> _Problem_
Write out the whole of the material exactly.
*-*-*
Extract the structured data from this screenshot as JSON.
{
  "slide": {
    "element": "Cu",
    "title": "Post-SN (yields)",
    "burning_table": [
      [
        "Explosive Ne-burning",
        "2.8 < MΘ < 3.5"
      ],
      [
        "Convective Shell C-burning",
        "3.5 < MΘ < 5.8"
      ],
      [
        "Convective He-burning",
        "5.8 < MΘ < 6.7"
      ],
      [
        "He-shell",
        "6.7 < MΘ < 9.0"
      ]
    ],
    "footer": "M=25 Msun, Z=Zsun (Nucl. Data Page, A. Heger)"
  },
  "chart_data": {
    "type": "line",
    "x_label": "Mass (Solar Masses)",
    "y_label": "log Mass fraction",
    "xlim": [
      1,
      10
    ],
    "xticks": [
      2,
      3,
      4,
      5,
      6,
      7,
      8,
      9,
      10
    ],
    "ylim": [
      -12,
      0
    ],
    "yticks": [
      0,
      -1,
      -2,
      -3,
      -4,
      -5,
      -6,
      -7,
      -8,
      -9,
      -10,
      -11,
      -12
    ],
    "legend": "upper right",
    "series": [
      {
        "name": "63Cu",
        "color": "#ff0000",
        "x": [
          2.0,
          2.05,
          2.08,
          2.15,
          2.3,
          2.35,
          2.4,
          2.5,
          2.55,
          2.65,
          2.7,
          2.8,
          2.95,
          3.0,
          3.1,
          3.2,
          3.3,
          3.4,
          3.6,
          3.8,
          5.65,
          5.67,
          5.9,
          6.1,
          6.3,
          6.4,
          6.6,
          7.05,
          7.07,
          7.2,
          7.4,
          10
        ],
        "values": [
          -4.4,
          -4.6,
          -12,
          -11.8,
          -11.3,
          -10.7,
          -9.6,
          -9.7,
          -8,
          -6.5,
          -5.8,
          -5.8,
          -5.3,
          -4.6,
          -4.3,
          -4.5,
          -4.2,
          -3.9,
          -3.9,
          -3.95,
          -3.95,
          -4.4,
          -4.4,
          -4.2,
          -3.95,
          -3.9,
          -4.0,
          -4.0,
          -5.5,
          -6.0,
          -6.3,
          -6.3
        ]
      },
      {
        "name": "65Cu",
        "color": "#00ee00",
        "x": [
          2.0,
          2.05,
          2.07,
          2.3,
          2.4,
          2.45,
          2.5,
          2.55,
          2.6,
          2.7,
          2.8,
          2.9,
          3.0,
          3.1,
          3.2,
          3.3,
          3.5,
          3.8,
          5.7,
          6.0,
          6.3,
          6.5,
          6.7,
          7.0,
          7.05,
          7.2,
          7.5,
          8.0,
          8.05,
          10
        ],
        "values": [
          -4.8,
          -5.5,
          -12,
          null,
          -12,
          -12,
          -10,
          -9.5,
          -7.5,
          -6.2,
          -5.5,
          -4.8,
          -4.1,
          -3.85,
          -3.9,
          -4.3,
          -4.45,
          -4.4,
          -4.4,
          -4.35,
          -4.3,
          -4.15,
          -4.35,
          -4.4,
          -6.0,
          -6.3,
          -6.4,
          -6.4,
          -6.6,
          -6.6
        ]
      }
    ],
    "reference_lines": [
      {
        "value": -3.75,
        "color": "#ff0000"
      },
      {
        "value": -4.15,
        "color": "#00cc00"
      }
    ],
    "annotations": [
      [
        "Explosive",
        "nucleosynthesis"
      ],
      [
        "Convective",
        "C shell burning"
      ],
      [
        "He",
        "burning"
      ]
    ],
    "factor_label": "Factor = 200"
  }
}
*-*-*
> _Output below_
Extract the structured data from this screenshot as JSON.
{
  "slide": {
    "element": "Cu",
    "title": "Post-SN (yields)",
    "burning_table": [
      [
        "Explosive Ne-burning",
        "2.8 < MΘ < 3.5"
      ],
      [
        "Convective Shell C-burning",
        "3.5 < MΘ < 5.8"
      ],
      [
        "Convective He-burning",
        "5.8 < MΘ < 6.7"
      ],
      [
        "He-shell",
        "6.7 < MΘ < 9.0"
      ]
    ],
    "footer": "M=25 Msun, Z=Zsun (Nucl. Data Page, A. Heger)"
  },
  "chart_data": {
    "type": "line",
    "x_label": "Mass (Solar Masses)",
    "y_label": "log Mass fraction",
    "xlim": [
      1,
      10
    ],
    "xticks": [
      2,
      3,
      4,
      5,
      6,
      7,
      8,
      9,
      10
    ],
    "ylim": [
      -12,
      0
    ],
    "yticks": [
      0,
      -1,
      -2,
      -3,
      -4,
      -5,
      -6,
      -7,
      -8,
      -9,
      -10,
      -11,
      -12
    ],
    "legend": "upper right",
    "series": [
      {
        "name": "63Cu",
        "color": "#ff0000",
        "x": [
          2.0,
          2.05,
          2.08,
          2.15,
          2.3,
          2.35,
          2.4,
          2.5,
          2.55,
          2.65,
          2.7,
          2.8,
          2.95,
          3.0,
          3.1,
          3.2,
          3.3,
          3.4,
          3.6,
          3.8,
          5.65,
          5.67,
          5.9,
          6.1,
          6.3,
          6.4,
          6.6,
          7.05,
          7.07,
          7.2,
          7.4,
          10
        ],
        "values": [
          -4.4,
          -4.6,
          -12,
          -11.8,
          -11.3,
          -10.7,
          -9.6,
          -9.7,
          -8,
          -6.5,
          -5.8,
          -5.8,
          -5.3,
          -4.6,
          -4.3,
          -4.5,
          -4.2,
          -3.9,
          -3.9,
          -3.95,
          -3.95,
          -4.4,
          -4.4,
          -4.2,
          -3.95,
          -3.9,
          -4.0,
          -4.0,
          -5.5,
          -6.0,
          -6.3,
          -6.3
        ]
      },
      {
        "name": "65Cu",
        "color": "#00ee00",
        "x": [
          2.0,
          2.05,
          2.07,
          2.3,
          2.4,
          2.45,
          2.5,
          2.55,
          2.6,
          2.7,
          2.8,
          2.9,
          3.0,
          3.1,
          3.2,
          3.3,
          3.5,
          3.8,
          5.7,
          6.0,
          6.3,
          6.5,
          6.7,
          7.0,
          7.05,
          7.2,
          7.5,
          8.0,
          8.05,
          10
        ],
        "values": [
          -4.8,
          -5.5,
          -12,
          null,
          -12,
          -12,
          -10,
          -9.5,
          -7.5,
          -6.2,
          -5.5,
          -4.8,
          -4.1,
          -3.85,
          -3.9,
          -4.3,
          -4.45,
          -4.4,
          -4.4,
          -4.35,
          -4.3,
          -4.15,
          -4.35,
          -4.4,
          -6.0,
          -6.3,
          -6.4,
          -6.4,
          -6.6,
          -6.6
        ]
      }
    ],
    "reference_lines": [
      {
        "value": -3.75,
        "color": "#ff0000"
      },
      {
        "value": -4.15,
        "color": "#00cc00"
      }
    ],
    "annotations": [
      [
        "Explosive",
        "nucleosynthesis"
      ],
      [
        "Convective",
        "C shell burning"
      ],
      [
        "He",
        "burning"
      ]
    ],
    "factor_label": "Factor = 200"
  }
}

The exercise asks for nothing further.